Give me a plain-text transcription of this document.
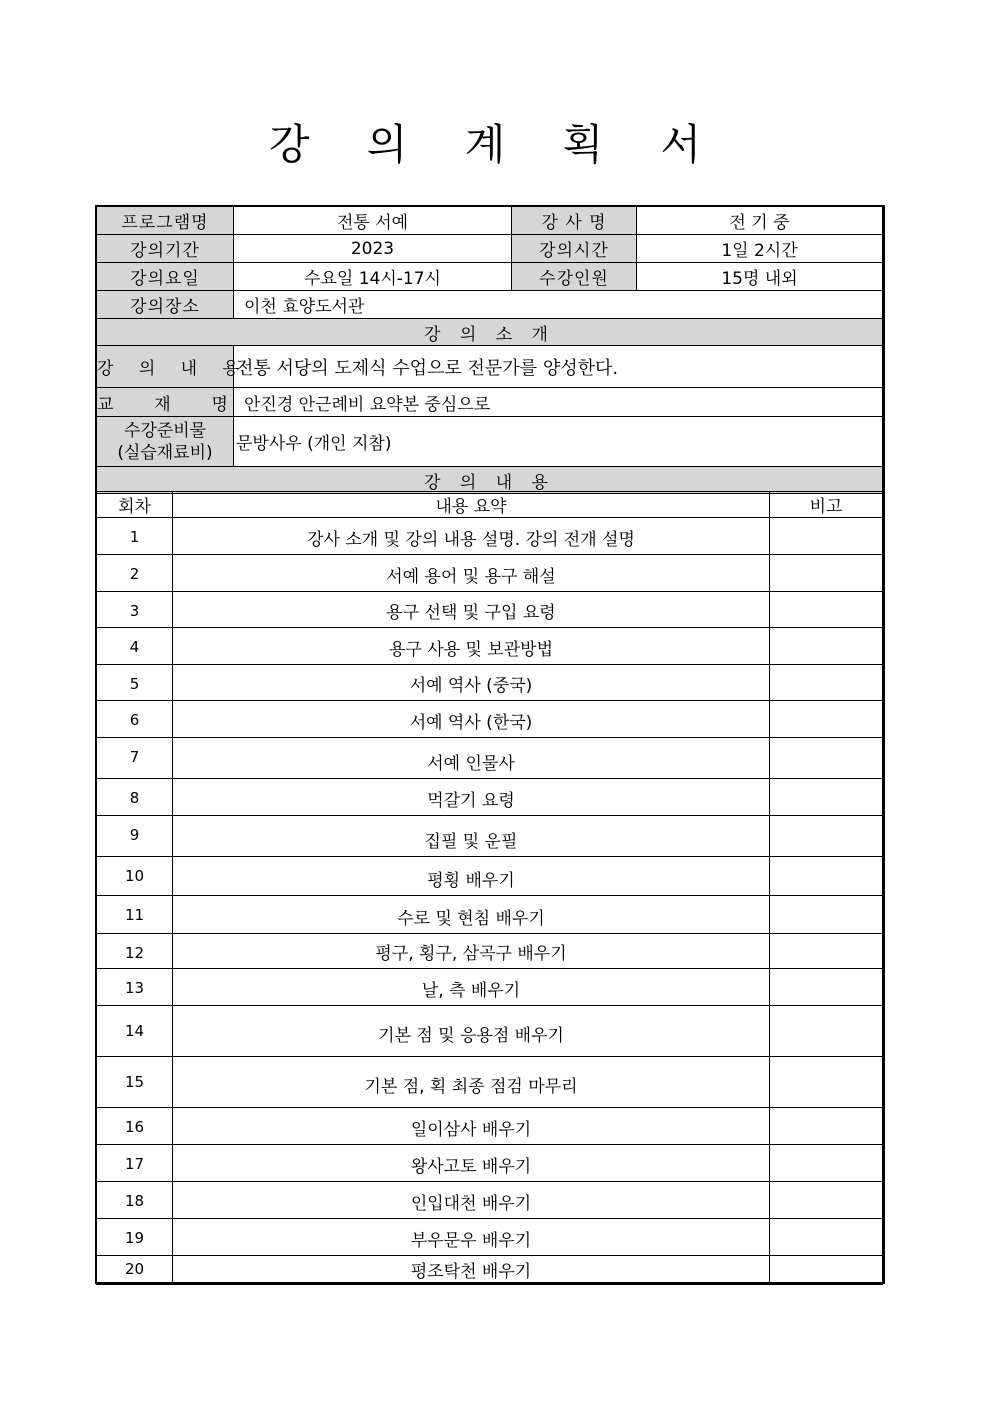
강 의 계 획 서
프로그램명	전통 서예	강 사 명	전 기 중
강의기간	2023	강의시간	1일 2시간
강의요일	수요일 14시-17시	수강인원	15명 내외
강의장소	이천 효양도서관		
강 의 소 개			
강 의 내 용	전통 서당의 도제식 수업으로 전문가를 양성한다.		
교  재  명	안진경 안근례비 요약본 중심으로		

수강준비물
(실습재료비)	문방사우 (개인 지참)		
강 의 내 용			
회차	내용 요약	비고
1	강사 소개 및 강의 내용 설명. 강의 전개 설명	
2	서예 용어 및 용구 해설	
3	용구 선택 및 구입 요령	
4	용구 사용 및 보관방법	
5	서예 역사 (중국)	
6	서예 역사 (한국)	
7	서예 인물사	
8	먹갈기 요령	
9	집필 및 운필	
10	평횡 배우기	
11	수로 및 현침 배우기	
12	평구, 횡구, 삼곡구 배우기	
13	날, 측 배우기	
14	기본 점 및 응용점 배우기	
15	기본 점, 획 최종 점검 마무리	
16	일이삼사 배우기	
17	왕사고토 배우기	
18	인입대천 배우기	
19	부우문우 배우기	
20	평조탁천 배우기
++++++++++++++++++++
Leave out the pictures and print every line of the data exactly.

Give me a plain-text transcription of this document.
강 의 계 획 서
프로그램명	전통 서예	강 사 명	전 기 중
강의기간	2023	강의시간	1일 2시간
강의요일	수요일 14시-17시	수강인원	15명 내외
강의장소	이천 효양도서관		
강 의 소 개			
강 의 내 용	전통 서당의 도제식 수업으로 전문가를 양성한다.		
교  재  명	안진경 안근례비 요약본 중심으로		

수강준비물
(실습재료비)	문방사우 (개인 지참)		
강 의 내 용			
회차	내용 요약	비고
1	강사 소개 및 강의 내용 설명. 강의 전개 설명	
2	서예 용어 및 용구 해설	
3	용구 선택 및 구입 요령	
4	용구 사용 및 보관방법	
5	서예 역사 (중국)	
6	서예 역사 (한국)	
7	서예 인물사	
8	먹갈기 요령	
9	집필 및 운필	
10	평횡 배우기	
11	수로 및 현침 배우기	
12	평구, 횡구, 삼곡구 배우기	
13	날, 측 배우기	
14	기본 점 및 응용점 배우기	
15	기본 점, 획 최종 점검 마무리	
16	일이삼사 배우기	
17	왕사고토 배우기	
18	인입대천 배우기	
19	부우문우 배우기	
20	평조탁천 배우기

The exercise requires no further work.